* Entries shown *
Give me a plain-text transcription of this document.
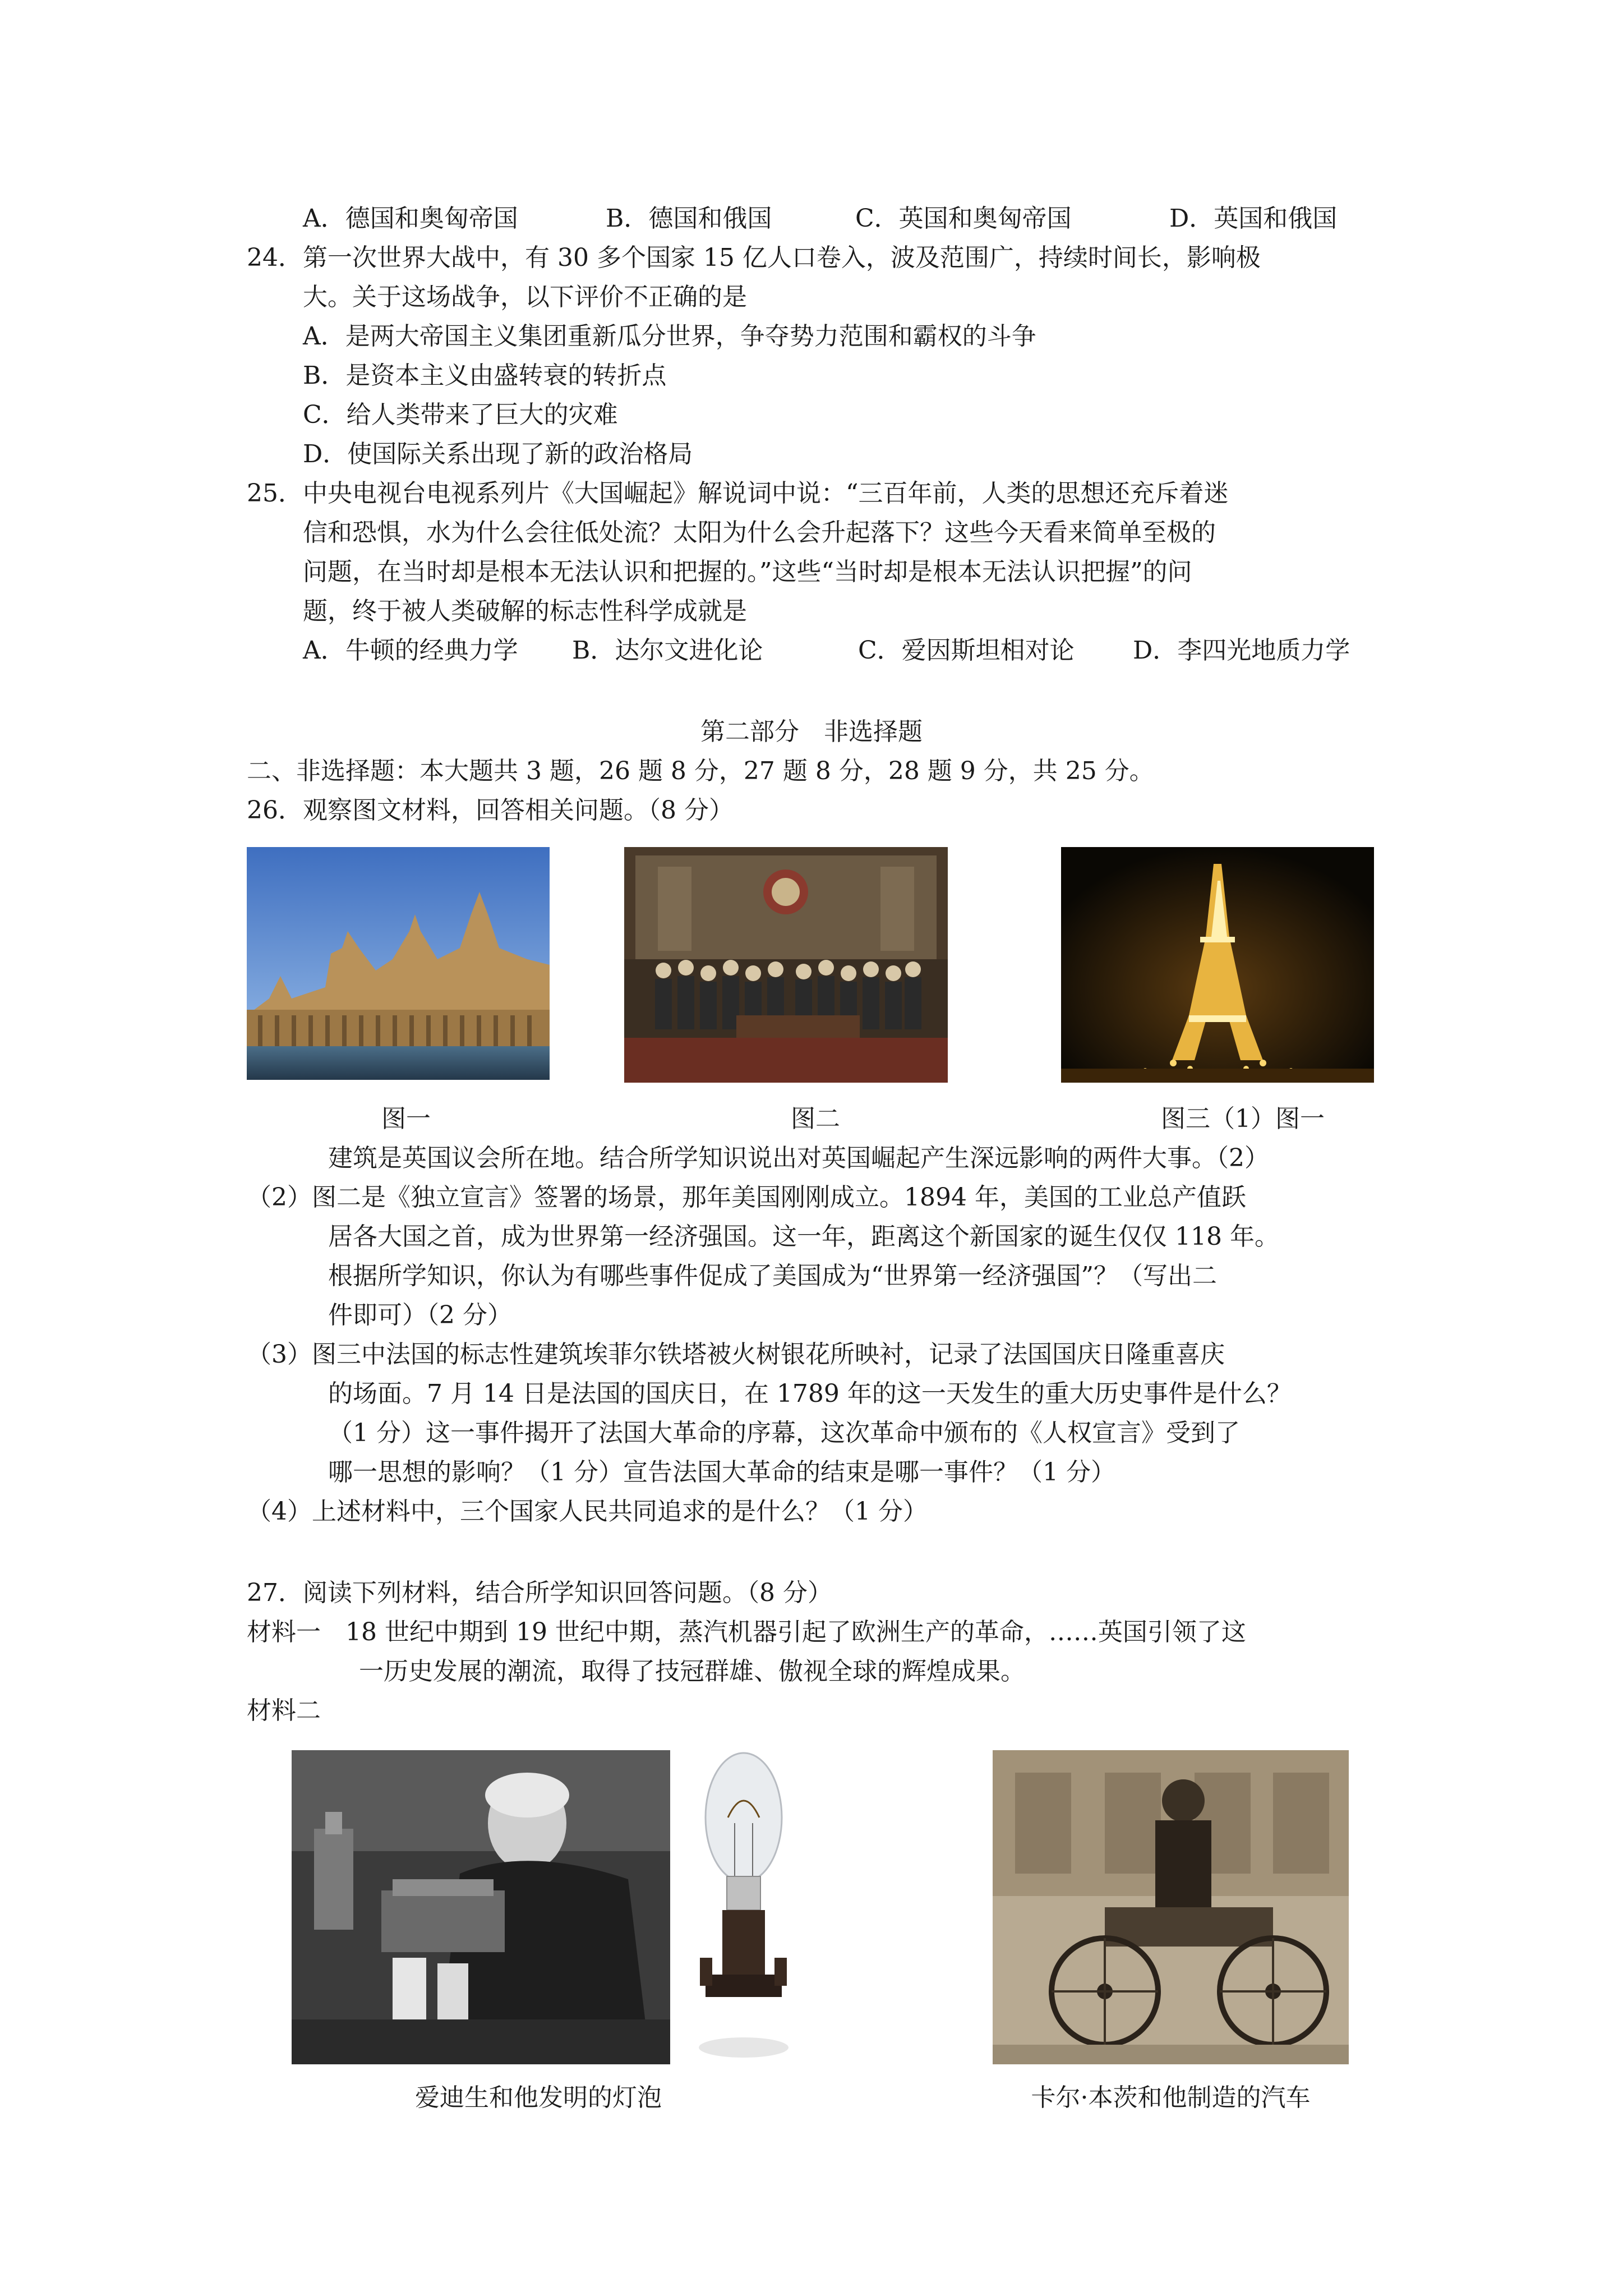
A．德国和奥匈帝国	B．德国和俄国	C．英国和奥匈帝国	D．英国和俄国
24．第一次世界大战中，有 30 多个国家 15 亿人口卷入，波及范围广，持续时间长，影响极
大。关于这场战争，以下评价不正确的是
A．是两大帝国主义集团重新瓜分世界，争夺势力范围和霸权的斗争
B．是资本主义由盛转衰的转折点
C．给人类带来了巨大的灾难
D．使国际关系出现了新的政治格局
25．中央电视台电视系列片《大国崛起》解说词中说：“三百年前，人类的思想还充斥着迷
信和恐惧，水为什么会往低处流？太阳为什么会升起落下？这些今天看来简单至极的
问题，在当时却是根本无法认识和把握的。”这些“当时却是根本无法认识把握”的问
题，终于被人类破解的标志性科学成就是
A．牛顿的经典力学 B．达尔文进化论	C．爱因斯坦相对论 D．李四光地质力学
第二部分　非选择题
二、非选择题：本大题共 3 题，26 题 8 分，27 题 8 分，28 题 9 分，共 25 分。
26．观察图文材料，回答相关问题。（8 分）
图一	图二	图三（1）图一
建筑是英国议会所在地。结合所学知识说出对英国崛起产生深远影响的两件大事。（2）
（2）图二是《独立宣言》签署的场景，那年美国刚刚成立。1894 年，美国的工业总产值跃
居各大国之首，成为世界第一经济强国。这一年，距离这个新国家的诞生仅仅 118 年。
根据所学知识，你认为有哪些事件促成了美国成为“世界第一经济强国”？（写出二
件即可）（2 分）
（3）图三中法国的标志性建筑埃菲尔铁塔被火树银花所映衬，记录了法国国庆日隆重喜庆
的场面。7 月 14 日是法国的国庆日，在 1789 年的这一天发生的重大历史事件是什么？
（1 分）这一事件揭开了法国大革命的序幕，这次革命中颁布的《人权宣言》受到了
哪一思想的影响？（1 分）宣告法国大革命的结束是哪一事件？（1 分）
（4）上述材料中，三个国家人民共同追求的是什么？（1 分）
27．阅读下列材料，结合所学知识回答问题。（8 分）
材料一　18 世纪中期到 19 世纪中期，蒸汽机器引起了欧洲生产的革命，……英国引领了这
一历史发展的潮流，取得了技冠群雄、傲视全球的辉煌成果。
材料二
爱迪生和他发明的灯泡	卡尔·本茨和他制造的汽车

* Problem details *
Write out the whole listing exactly, and drop the pictures.

* Answer *
Give me a plain-text transcription of this document.
A．德国和奥匈帝国	B．德国和俄国	C．英国和奥匈帝国	D．英国和俄国
24．第一次世界大战中，有 30 多个国家 15 亿人口卷入，波及范围广，持续时间长，影响极
大。关于这场战争，以下评价不正确的是
A．是两大帝国主义集团重新瓜分世界，争夺势力范围和霸权的斗争
B．是资本主义由盛转衰的转折点
C．给人类带来了巨大的灾难
D．使国际关系出现了新的政治格局
25．中央电视台电视系列片《大国崛起》解说词中说：“三百年前，人类的思想还充斥着迷
信和恐惧，水为什么会往低处流？太阳为什么会升起落下？这些今天看来简单至极的
问题，在当时却是根本无法认识和把握的。”这些“当时却是根本无法认识把握”的问
题，终于被人类破解的标志性科学成就是
A．牛顿的经典力学 B．达尔文进化论	C．爱因斯坦相对论 D．李四光地质力学
第二部分　非选择题
二、非选择题：本大题共 3 题，26 题 8 分，27 题 8 分，28 题 9 分，共 25 分。
26．观察图文材料，回答相关问题。（8 分）
图一	图二	图三（1）图一
建筑是英国议会所在地。结合所学知识说出对英国崛起产生深远影响的两件大事。（2）
（2）图二是《独立宣言》签署的场景，那年美国刚刚成立。1894 年，美国的工业总产值跃
居各大国之首，成为世界第一经济强国。这一年，距离这个新国家的诞生仅仅 118 年。
根据所学知识，你认为有哪些事件促成了美国成为“世界第一经济强国”？（写出二
件即可）（2 分）
（3）图三中法国的标志性建筑埃菲尔铁塔被火树银花所映衬，记录了法国国庆日隆重喜庆
的场面。7 月 14 日是法国的国庆日，在 1789 年的这一天发生的重大历史事件是什么？
（1 分）这一事件揭开了法国大革命的序幕，这次革命中颁布的《人权宣言》受到了
哪一思想的影响？（1 分）宣告法国大革命的结束是哪一事件？（1 分）
（4）上述材料中，三个国家人民共同追求的是什么？（1 分）
27．阅读下列材料，结合所学知识回答问题。（8 分）
材料一　18 世纪中期到 19 世纪中期，蒸汽机器引起了欧洲生产的革命，……英国引领了这
一历史发展的潮流，取得了技冠群雄、傲视全球的辉煌成果。
材料二
爱迪生和他发明的灯泡	卡尔·本茨和他制造的汽车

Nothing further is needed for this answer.